**TASK TO CARRY OUT**
In the records below, find each line with the word "Путовање" and copy it.

**DATA SHOWN**
┌──
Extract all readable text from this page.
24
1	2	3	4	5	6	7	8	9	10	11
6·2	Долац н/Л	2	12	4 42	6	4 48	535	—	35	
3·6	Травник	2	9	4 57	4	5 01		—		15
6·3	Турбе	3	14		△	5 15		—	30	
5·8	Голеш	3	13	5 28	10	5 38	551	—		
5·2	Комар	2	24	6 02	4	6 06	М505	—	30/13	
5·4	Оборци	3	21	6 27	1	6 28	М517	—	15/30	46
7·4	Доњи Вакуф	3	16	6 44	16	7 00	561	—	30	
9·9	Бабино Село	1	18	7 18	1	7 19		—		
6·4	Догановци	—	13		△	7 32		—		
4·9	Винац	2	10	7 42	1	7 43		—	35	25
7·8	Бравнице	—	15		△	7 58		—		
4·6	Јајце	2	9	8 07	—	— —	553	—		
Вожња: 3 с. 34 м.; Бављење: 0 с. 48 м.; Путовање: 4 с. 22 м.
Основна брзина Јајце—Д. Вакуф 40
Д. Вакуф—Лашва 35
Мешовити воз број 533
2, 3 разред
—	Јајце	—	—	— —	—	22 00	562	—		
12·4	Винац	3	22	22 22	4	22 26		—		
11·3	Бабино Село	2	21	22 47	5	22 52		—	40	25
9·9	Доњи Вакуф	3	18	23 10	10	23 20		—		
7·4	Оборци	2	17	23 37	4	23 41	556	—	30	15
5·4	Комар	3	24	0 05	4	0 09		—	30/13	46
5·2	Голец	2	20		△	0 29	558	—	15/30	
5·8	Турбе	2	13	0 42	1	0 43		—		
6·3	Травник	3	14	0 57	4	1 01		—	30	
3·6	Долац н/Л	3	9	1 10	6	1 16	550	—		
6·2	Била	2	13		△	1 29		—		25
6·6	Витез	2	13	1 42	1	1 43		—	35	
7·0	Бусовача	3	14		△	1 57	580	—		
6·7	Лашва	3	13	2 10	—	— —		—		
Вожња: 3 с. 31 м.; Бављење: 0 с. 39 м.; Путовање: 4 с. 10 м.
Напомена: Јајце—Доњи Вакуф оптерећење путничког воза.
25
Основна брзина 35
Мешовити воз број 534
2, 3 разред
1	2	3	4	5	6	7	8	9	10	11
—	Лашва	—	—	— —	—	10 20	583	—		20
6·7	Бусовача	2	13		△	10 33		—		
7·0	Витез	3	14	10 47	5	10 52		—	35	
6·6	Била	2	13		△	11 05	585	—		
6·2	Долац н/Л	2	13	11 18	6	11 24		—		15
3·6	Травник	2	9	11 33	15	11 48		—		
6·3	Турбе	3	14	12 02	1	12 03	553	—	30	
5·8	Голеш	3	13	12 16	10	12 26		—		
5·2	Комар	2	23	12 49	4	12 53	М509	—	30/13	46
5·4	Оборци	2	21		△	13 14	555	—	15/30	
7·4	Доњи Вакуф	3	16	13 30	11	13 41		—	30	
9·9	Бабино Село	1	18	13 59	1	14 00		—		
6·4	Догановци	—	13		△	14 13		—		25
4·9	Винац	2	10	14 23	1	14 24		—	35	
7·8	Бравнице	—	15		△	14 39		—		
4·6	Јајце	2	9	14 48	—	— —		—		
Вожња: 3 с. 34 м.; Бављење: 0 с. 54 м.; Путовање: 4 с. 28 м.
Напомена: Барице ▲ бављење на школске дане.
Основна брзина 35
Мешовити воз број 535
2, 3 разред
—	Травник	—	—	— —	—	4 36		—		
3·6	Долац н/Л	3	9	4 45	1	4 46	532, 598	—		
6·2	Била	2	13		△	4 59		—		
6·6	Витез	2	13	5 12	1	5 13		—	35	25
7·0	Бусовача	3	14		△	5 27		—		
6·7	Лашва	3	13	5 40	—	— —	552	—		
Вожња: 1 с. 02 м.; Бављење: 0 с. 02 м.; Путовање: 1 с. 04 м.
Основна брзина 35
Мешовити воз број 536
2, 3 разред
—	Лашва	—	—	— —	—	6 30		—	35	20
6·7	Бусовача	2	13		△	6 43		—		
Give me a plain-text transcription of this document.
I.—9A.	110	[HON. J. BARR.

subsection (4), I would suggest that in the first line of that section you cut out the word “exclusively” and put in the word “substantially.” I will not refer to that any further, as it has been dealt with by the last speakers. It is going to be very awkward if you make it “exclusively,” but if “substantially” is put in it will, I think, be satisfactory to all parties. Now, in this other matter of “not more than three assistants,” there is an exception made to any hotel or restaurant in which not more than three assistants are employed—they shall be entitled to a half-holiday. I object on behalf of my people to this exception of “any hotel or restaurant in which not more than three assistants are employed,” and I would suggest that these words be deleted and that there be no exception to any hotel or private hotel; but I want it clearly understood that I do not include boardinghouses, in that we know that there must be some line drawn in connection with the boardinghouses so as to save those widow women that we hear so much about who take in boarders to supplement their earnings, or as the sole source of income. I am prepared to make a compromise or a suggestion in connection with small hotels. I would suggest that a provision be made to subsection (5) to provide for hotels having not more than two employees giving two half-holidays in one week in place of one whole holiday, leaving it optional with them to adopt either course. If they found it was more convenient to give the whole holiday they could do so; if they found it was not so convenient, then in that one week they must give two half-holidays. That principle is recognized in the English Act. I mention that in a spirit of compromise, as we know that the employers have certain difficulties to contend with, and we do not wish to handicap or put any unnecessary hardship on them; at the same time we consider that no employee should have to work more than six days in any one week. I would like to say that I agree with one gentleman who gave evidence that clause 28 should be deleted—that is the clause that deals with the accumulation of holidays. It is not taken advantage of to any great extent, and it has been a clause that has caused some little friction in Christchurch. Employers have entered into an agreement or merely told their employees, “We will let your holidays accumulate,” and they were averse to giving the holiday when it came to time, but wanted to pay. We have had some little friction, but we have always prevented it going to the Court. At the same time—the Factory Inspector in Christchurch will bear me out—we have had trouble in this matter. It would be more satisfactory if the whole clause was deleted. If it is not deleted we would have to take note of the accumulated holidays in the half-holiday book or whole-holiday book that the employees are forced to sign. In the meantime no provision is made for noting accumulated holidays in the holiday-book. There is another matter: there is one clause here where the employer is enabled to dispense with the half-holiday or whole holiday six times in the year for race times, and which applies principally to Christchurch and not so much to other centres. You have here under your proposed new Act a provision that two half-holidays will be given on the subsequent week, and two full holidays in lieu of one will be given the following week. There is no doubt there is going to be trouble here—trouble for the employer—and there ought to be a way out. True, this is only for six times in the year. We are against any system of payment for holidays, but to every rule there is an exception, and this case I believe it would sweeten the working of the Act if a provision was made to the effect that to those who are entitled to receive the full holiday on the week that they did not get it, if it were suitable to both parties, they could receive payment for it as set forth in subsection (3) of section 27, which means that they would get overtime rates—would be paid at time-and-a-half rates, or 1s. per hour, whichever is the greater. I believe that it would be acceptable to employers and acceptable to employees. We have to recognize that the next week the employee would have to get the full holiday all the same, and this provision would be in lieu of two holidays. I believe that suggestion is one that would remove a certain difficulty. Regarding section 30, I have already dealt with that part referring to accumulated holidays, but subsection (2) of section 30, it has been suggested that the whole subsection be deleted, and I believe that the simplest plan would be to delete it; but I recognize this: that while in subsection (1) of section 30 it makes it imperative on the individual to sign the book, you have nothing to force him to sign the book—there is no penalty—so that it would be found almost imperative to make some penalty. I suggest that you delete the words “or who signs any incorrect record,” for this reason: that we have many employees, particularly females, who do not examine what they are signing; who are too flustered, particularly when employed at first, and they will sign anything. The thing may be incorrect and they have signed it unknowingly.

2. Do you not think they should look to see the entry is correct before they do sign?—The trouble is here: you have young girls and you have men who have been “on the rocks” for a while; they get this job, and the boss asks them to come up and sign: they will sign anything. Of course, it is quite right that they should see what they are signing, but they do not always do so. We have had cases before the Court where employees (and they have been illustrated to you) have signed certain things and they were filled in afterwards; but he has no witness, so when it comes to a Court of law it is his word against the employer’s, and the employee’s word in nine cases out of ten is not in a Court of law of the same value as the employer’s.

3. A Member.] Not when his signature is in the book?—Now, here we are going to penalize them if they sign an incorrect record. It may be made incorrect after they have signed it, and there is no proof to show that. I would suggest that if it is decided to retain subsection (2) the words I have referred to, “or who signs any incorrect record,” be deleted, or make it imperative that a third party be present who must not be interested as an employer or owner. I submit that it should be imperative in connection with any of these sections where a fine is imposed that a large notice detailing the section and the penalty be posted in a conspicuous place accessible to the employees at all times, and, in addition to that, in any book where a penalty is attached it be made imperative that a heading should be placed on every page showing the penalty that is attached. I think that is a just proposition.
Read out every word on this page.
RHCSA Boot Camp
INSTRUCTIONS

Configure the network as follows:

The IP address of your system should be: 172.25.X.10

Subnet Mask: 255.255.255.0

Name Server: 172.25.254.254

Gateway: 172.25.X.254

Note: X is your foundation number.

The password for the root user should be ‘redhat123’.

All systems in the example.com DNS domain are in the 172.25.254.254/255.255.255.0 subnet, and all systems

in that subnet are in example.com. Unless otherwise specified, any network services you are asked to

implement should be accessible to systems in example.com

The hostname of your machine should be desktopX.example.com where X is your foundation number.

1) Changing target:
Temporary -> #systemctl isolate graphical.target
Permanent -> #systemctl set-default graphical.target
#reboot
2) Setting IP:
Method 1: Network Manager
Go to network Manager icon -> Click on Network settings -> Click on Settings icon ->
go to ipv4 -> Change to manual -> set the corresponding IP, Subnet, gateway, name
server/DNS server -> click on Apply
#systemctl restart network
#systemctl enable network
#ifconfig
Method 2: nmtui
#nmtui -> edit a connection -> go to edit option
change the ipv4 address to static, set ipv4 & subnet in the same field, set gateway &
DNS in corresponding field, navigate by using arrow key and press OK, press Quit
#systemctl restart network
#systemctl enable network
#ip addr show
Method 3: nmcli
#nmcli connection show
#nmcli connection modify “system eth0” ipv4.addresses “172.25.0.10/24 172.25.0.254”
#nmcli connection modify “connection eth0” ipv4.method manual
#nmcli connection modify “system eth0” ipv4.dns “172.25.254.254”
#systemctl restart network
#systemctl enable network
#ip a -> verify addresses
└──
**CORRECT RESPONSE**
Вожња: 3 с. 34 м.; Бављење: 0 с. 48 м.; Путовање: 4 с. 22 м.
Вожња: 3 с. 31 м.; Бављење: 0 с. 39 м.; Путовање: 4 с. 10 м.
Вожња: 3 с. 34 м.; Бављење: 0 с. 54 м.; Путовање: 4 с. 28 м.
Вожња: 1 с. 02 м.; Бављење: 0 с. 02 м.; Путовање: 1 с. 04 м.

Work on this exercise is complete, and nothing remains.